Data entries
◇ ◇ ◇ ◇ ◇ ◇ ◇
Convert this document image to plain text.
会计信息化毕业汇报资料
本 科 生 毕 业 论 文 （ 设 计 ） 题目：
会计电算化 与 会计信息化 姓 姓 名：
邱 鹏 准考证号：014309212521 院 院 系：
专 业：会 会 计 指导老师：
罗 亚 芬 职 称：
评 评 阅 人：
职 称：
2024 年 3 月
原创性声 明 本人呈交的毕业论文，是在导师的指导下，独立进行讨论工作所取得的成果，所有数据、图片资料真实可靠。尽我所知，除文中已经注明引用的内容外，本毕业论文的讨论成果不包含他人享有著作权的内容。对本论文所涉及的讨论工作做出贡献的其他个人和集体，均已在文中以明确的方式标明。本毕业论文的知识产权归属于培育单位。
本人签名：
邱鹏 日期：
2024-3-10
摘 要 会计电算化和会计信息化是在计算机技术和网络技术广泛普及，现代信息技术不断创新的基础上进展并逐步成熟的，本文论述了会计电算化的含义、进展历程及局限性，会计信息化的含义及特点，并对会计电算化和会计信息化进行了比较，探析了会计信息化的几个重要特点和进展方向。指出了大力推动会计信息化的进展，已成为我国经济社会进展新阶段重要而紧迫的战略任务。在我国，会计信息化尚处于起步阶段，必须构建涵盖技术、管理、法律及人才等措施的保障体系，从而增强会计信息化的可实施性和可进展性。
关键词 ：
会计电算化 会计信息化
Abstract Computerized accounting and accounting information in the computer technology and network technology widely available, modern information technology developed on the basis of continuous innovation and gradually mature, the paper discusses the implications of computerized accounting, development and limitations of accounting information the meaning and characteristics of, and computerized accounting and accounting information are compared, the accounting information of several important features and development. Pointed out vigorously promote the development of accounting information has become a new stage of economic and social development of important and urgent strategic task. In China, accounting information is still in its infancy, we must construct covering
◇ ◇ ◇ ◇ ◇ ◇ ◇
Prompt: Give the listing above again, word for word.

Full response:
Convert this document image to plain text.
会计信息化毕业汇报资料
本 科 生 毕 业 论 文 （ 设 计 ） 题目：
会计电算化 与 会计信息化 姓 姓 名：
邱 鹏 准考证号：014309212521 院 院 系：
专 业：会 会 计 指导老师：
罗 亚 芬 职 称：
评 评 阅 人：
职 称：
2024 年 3 月
原创性声 明 本人呈交的毕业论文，是在导师的指导下，独立进行讨论工作所取得的成果，所有数据、图片资料真实可靠。尽我所知，除文中已经注明引用的内容外，本毕业论文的讨论成果不包含他人享有著作权的内容。对本论文所涉及的讨论工作做出贡献的其他个人和集体，均已在文中以明确的方式标明。本毕业论文的知识产权归属于培育单位。
本人签名：
邱鹏 日期：
2024-3-10
摘 要 会计电算化和会计信息化是在计算机技术和网络技术广泛普及，现代信息技术不断创新的基础上进展并逐步成熟的，本文论述了会计电算化的含义、进展历程及局限性，会计信息化的含义及特点，并对会计电算化和会计信息化进行了比较，探析了会计信息化的几个重要特点和进展方向。指出了大力推动会计信息化的进展，已成为我国经济社会进展新阶段重要而紧迫的战略任务。在我国，会计信息化尚处于起步阶段，必须构建涵盖技术、管理、法律及人才等措施的保障体系，从而增强会计信息化的可实施性和可进展性。
关键词 ：
会计电算化 会计信息化
Abstract Computerized accounting and accounting information in the computer technology and network technology widely available, modern information technology developed on the basis of continuous innovation and gradually mature, the paper discusses the implications of computerized accounting, development and limitations of accounting information the meaning and characteristics of, and computerized accounting and accounting information are compared, the accounting information of several important features and development. Pointed out vigorously promote the development of accounting information has become a new stage of economic and social development of important and urgent strategic task. In China, accounting information is still in its infancy, we must construct covering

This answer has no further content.